GIVEN PROBLEM:
All of the records listed below should be retyped exactly.
--- Start INFORMATION SUPPLIED ---
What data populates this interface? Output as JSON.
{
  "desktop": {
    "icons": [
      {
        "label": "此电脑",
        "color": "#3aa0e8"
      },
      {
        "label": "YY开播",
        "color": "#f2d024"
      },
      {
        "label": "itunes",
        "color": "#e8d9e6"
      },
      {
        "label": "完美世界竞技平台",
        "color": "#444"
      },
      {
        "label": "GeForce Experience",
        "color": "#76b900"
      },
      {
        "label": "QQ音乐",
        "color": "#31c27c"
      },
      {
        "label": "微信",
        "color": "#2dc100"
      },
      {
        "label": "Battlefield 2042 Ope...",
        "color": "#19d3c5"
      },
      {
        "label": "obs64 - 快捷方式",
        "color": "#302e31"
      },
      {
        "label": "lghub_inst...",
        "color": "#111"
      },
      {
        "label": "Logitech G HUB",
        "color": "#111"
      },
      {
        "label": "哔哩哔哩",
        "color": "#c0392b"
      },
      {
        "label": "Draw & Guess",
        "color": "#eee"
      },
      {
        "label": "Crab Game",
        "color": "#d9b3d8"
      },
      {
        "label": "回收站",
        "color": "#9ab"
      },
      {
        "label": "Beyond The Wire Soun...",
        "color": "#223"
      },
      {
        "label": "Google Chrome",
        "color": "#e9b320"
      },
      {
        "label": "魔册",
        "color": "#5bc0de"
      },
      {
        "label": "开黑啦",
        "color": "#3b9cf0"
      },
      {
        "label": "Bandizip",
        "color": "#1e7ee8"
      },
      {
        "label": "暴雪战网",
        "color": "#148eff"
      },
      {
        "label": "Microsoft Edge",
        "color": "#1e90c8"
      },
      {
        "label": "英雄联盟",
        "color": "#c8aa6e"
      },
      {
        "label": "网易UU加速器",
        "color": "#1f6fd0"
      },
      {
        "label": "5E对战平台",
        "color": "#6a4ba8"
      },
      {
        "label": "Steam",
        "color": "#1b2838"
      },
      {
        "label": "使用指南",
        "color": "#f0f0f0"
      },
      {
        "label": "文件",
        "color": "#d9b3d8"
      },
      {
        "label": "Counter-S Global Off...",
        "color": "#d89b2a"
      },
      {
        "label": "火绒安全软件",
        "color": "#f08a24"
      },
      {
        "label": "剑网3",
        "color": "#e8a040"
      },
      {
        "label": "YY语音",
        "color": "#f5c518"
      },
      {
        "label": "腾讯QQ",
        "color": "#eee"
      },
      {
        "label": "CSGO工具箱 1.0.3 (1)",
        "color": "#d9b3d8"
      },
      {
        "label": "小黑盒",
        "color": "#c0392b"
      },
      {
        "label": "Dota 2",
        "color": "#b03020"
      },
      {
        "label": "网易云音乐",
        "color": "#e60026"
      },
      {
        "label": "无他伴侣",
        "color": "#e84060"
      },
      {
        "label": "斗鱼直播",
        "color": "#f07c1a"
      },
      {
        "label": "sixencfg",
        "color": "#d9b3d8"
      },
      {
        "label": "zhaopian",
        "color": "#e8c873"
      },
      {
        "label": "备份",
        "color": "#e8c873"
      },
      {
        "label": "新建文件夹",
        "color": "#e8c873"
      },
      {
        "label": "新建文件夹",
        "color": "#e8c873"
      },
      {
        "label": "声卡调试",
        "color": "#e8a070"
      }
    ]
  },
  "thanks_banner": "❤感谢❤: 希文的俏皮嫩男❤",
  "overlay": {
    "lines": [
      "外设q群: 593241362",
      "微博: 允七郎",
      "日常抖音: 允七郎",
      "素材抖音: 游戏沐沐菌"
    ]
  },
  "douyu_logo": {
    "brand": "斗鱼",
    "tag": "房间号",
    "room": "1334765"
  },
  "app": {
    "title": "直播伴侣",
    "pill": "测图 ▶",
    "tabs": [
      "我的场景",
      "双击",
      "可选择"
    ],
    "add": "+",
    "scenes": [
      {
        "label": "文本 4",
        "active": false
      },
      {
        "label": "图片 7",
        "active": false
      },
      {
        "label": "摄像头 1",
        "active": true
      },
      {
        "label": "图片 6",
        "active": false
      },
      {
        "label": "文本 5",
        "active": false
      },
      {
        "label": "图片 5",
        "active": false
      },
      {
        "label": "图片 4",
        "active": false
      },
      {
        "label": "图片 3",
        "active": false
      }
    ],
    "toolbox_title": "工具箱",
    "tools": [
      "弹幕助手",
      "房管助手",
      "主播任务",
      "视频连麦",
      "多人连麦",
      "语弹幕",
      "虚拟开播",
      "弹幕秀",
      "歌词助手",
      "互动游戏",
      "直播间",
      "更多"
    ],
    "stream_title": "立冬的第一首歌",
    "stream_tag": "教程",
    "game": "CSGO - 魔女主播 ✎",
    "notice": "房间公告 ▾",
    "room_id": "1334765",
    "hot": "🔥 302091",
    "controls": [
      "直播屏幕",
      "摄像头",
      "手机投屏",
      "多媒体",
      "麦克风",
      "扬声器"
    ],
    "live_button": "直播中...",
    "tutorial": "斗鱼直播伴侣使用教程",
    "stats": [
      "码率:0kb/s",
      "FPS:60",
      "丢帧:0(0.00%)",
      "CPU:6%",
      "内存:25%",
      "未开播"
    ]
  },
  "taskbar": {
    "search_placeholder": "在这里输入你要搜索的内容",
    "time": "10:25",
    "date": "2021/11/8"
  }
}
--- End INFORMATION SUPPLIED ---
RESPONSE FOR THIS EXERCISE:
What data populates this interface? Output as JSON.
{
  "desktop": {
    "icons": [
      {
        "label": "此电脑",
        "color": "#3aa0e8"
      },
      {
        "label": "YY开播",
        "color": "#f2d024"
      },
      {
        "label": "itunes",
        "color": "#e8d9e6"
      },
      {
        "label": "完美世界竞技平台",
        "color": "#444"
      },
      {
        "label": "GeForce Experience",
        "color": "#76b900"
      },
      {
        "label": "QQ音乐",
        "color": "#31c27c"
      },
      {
        "label": "微信",
        "color": "#2dc100"
      },
      {
        "label": "Battlefield 2042 Ope...",
        "color": "#19d3c5"
      },
      {
        "label": "obs64 - 快捷方式",
        "color": "#302e31"
      },
      {
        "label": "lghub_inst...",
        "color": "#111"
      },
      {
        "label": "Logitech G HUB",
        "color": "#111"
      },
      {
        "label": "哔哩哔哩",
        "color": "#c0392b"
      },
      {
        "label": "Draw & Guess",
        "color": "#eee"
      },
      {
        "label": "Crab Game",
        "color": "#d9b3d8"
      },
      {
        "label": "回收站",
        "color": "#9ab"
      },
      {
        "label": "Beyond The Wire Soun...",
        "color": "#223"
      },
      {
        "label": "Google Chrome",
        "color": "#e9b320"
      },
      {
        "label": "魔册",
        "color": "#5bc0de"
      },
      {
        "label": "开黑啦",
        "color": "#3b9cf0"
      },
      {
        "label": "Bandizip",
        "color": "#1e7ee8"
      },
      {
        "label": "暴雪战网",
        "color": "#148eff"
      },
      {
        "label": "Microsoft Edge",
        "color": "#1e90c8"
      },
      {
        "label": "英雄联盟",
        "color": "#c8aa6e"
      },
      {
        "label": "网易UU加速器",
        "color": "#1f6fd0"
      },
      {
        "label": "5E对战平台",
        "color": "#6a4ba8"
      },
      {
        "label": "Steam",
        "color": "#1b2838"
      },
      {
        "label": "使用指南",
        "color": "#f0f0f0"
      },
      {
        "label": "文件",
        "color": "#d9b3d8"
      },
      {
        "label": "Counter-S Global Off...",
        "color": "#d89b2a"
      },
      {
        "label": "火绒安全软件",
        "color": "#f08a24"
      },
      {
        "label": "剑网3",
        "color": "#e8a040"
      },
      {
        "label": "YY语音",
        "color": "#f5c518"
      },
      {
        "label": "腾讯QQ",
        "color": "#eee"
      },
      {
        "label": "CSGO工具箱 1.0.3 (1)",
        "color": "#d9b3d8"
      },
      {
        "label": "小黑盒",
        "color": "#c0392b"
      },
      {
        "label": "Dota 2",
        "color": "#b03020"
      },
      {
        "label": "网易云音乐",
        "color": "#e60026"
      },
      {
        "label": "无他伴侣",
        "color": "#e84060"
      },
      {
        "label": "斗鱼直播",
        "color": "#f07c1a"
      },
      {
        "label": "sixencfg",
        "color": "#d9b3d8"
      },
      {
        "label": "zhaopian",
        "color": "#e8c873"
      },
      {
        "label": "备份",
        "color": "#e8c873"
      },
      {
        "label": "新建文件夹",
        "color": "#e8c873"
      },
      {
        "label": "新建文件夹",
        "color": "#e8c873"
      },
      {
        "label": "声卡调试",
        "color": "#e8a070"
      }
    ]
  },
  "thanks_banner": "❤感谢❤: 希文的俏皮嫩男❤",
  "overlay": {
    "lines": [
      "外设q群: 593241362",
      "微博: 允七郎",
      "日常抖音: 允七郎",
      "素材抖音: 游戏沐沐菌"
    ]
  },
  "douyu_logo": {
    "brand": "斗鱼",
    "tag": "房间号",
    "room": "1334765"
  },
  "app": {
    "title": "直播伴侣",
    "pill": "测图 ▶",
    "tabs": [
      "我的场景",
      "双击",
      "可选择"
    ],
    "add": "+",
    "scenes": [
      {
        "label": "文本 4",
        "active": false
      },
      {
        "label": "图片 7",
        "active": false
      },
      {
        "label": "摄像头 1",
        "active": true
      },
      {
        "label": "图片 6",
        "active": false
      },
      {
        "label": "文本 5",
        "active": false
      },
      {
        "label": "图片 5",
        "active": false
      },
      {
        "label": "图片 4",
        "active": false
      },
      {
        "label": "图片 3",
        "active": false
      }
    ],
    "toolbox_title": "工具箱",
    "tools": [
      "弹幕助手",
      "房管助手",
      "主播任务",
      "视频连麦",
      "多人连麦",
      "语弹幕",
      "虚拟开播",
      "弹幕秀",
      "歌词助手",
      "互动游戏",
      "直播间",
      "更多"
    ],
    "stream_title": "立冬的第一首歌",
    "stream_tag": "教程",
    "game": "CSGO - 魔女主播 ✎",
    "notice": "房间公告 ▾",
    "room_id": "1334765",
    "hot": "🔥 302091",
    "controls": [
      "直播屏幕",
      "摄像头",
      "手机投屏",
      "多媒体",
      "麦克风",
      "扬声器"
    ],
    "live_button": "直播中...",
    "tutorial": "斗鱼直播伴侣使用教程",
    "stats": [
      "码率:0kb/s",
      "FPS:60",
      "丢帧:0(0.00%)",
      "CPU:6%",
      "内存:25%",
      "未开播"
    ]
  },
  "taskbar": {
    "search_placeholder": "在这里输入你要搜索的内容",
    "time": "10:25",
    "date": "2021/11/8"
  }
}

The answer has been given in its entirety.